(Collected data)
• • • •
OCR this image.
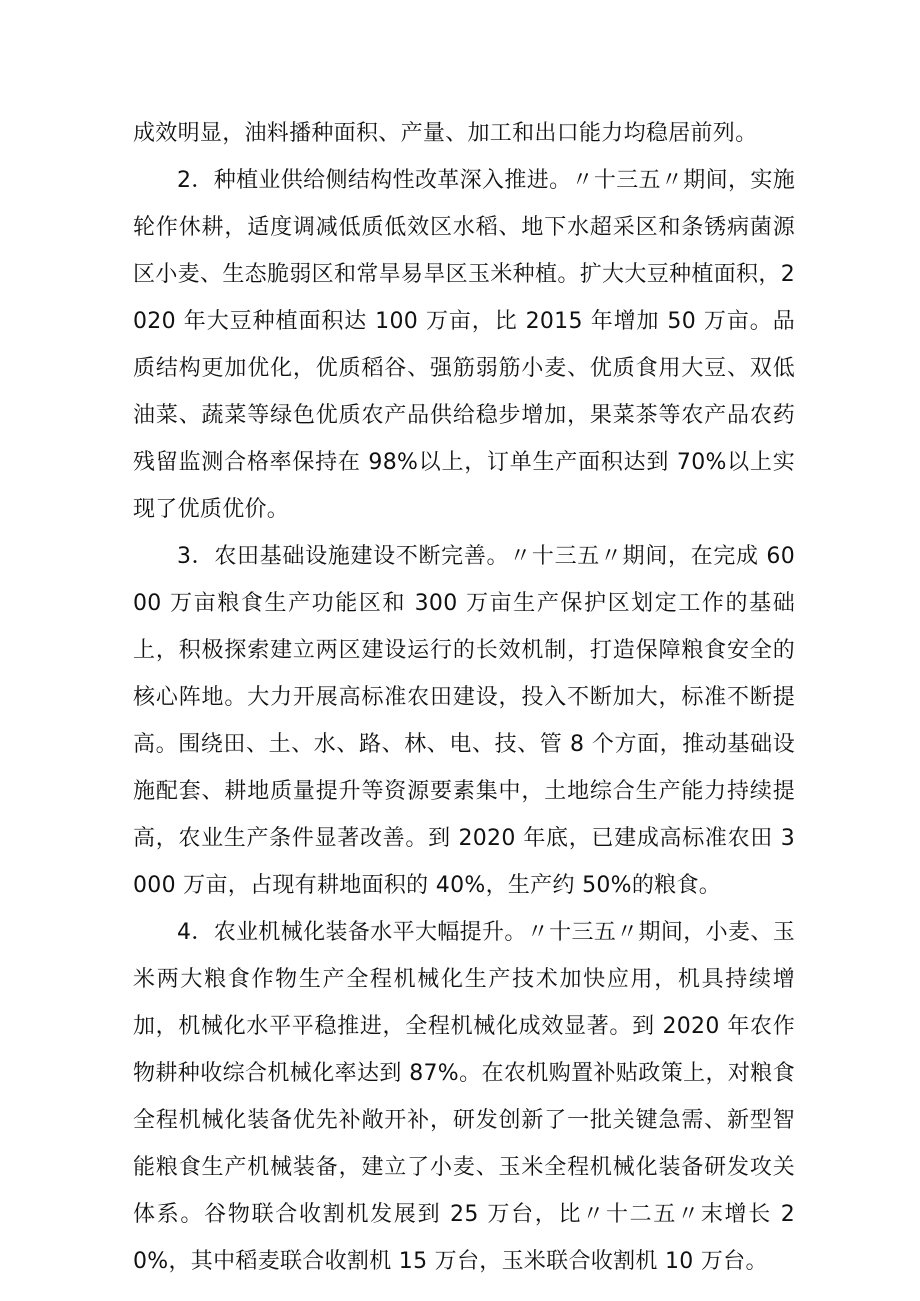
成效明显，油料播种面积、产量、加工和出口能力均稳居前列。

2．种植业供给侧结构性改革深入推进。〃十三五〃期间，实施轮作休耕，适度调减低质低效区水稻、地下水超采区和条锈病菌源区小麦、生态脆弱区和常旱易旱区玉米种植。扩大大豆种植面积，2020 年大豆种植面积达 100 万亩，比 2015 年增加 50 万亩。品质结构更加优化，优质稻谷、强筋弱筋小麦、优质食用大豆、双低油菜、蔬菜等绿色优质农产品供给稳步增加，果菜茶等农产品农药残留监测合格率保持在 98%以上，订单生产面积达到 70%以上实现了优质优价。

3．农田基础设施建设不断完善。〃十三五〃期间，在完成 6000 万亩粮食生产功能区和 300 万亩生产保护区划定工作的基础上，积极探索建立两区建设运行的长效机制，打造保障粮食安全的核心阵地。大力开展高标准农田建设，投入不断加大，标准不断提高。围绕田、土、水、路、林、电、技、管 8 个方面，推动基础设施配套、耕地质量提升等资源要素集中，土地综合生产能力持续提高，农业生产条件显著改善。到 2020 年底，已建成高标准农田 3000 万亩，占现有耕地面积的 40%，生产约 50%的粮食。

4．农业机械化装备水平大幅提升。〃十三五〃期间，小麦、玉米两大粮食作物生产全程机械化生产技术加快应用，机具持续增加，机械化水平平稳推进，全程机械化成效显著。到 2020 年农作物耕种收综合机械化率达到 87%。在农机购置补贴政策上，对粮食全程机械化装备优先补敞开补，研发创新了一批关键急需、新型智能粮食生产机械装备，建立了小麦、玉米全程机械化装备研发攻关体系。谷物联合收割机发展到 25 万台，比〃十二五〃末增长 20%，其中稻麦联合收割机 15 万台，玉米联合收割机 10 万台。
• • • •
SHORT TASK: Reproduce each line of the records exactly, and omit every picture.

ANSWER TO THE EXERCISE:
OCR this image.
成效明显，油料播种面积、产量、加工和出口能力均稳居前列。

2．种植业供给侧结构性改革深入推进。〃十三五〃期间，实施轮作休耕，适度调减低质低效区水稻、地下水超采区和条锈病菌源区小麦、生态脆弱区和常旱易旱区玉米种植。扩大大豆种植面积，2020 年大豆种植面积达 100 万亩，比 2015 年增加 50 万亩。品质结构更加优化，优质稻谷、强筋弱筋小麦、优质食用大豆、双低油菜、蔬菜等绿色优质农产品供给稳步增加，果菜茶等农产品农药残留监测合格率保持在 98%以上，订单生产面积达到 70%以上实现了优质优价。

3．农田基础设施建设不断完善。〃十三五〃期间，在完成 6000 万亩粮食生产功能区和 300 万亩生产保护区划定工作的基础上，积极探索建立两区建设运行的长效机制，打造保障粮食安全的核心阵地。大力开展高标准农田建设，投入不断加大，标准不断提高。围绕田、土、水、路、林、电、技、管 8 个方面，推动基础设施配套、耕地质量提升等资源要素集中，土地综合生产能力持续提高，农业生产条件显著改善。到 2020 年底，已建成高标准农田 3000 万亩，占现有耕地面积的 40%，生产约 50%的粮食。

4．农业机械化装备水平大幅提升。〃十三五〃期间，小麦、玉米两大粮食作物生产全程机械化生产技术加快应用，机具持续增加，机械化水平平稳推进，全程机械化成效显著。到 2020 年农作物耕种收综合机械化率达到 87%。在农机购置补贴政策上，对粮食全程机械化装备优先补敞开补，研发创新了一批关键急需、新型智能粮食生产机械装备，建立了小麦、玉米全程机械化装备研发攻关体系。谷物联合收割机发展到 25 万台，比〃十二五〃末增长 20%，其中稻麦联合收割机 15 万台，玉米联合收割机 10 万台。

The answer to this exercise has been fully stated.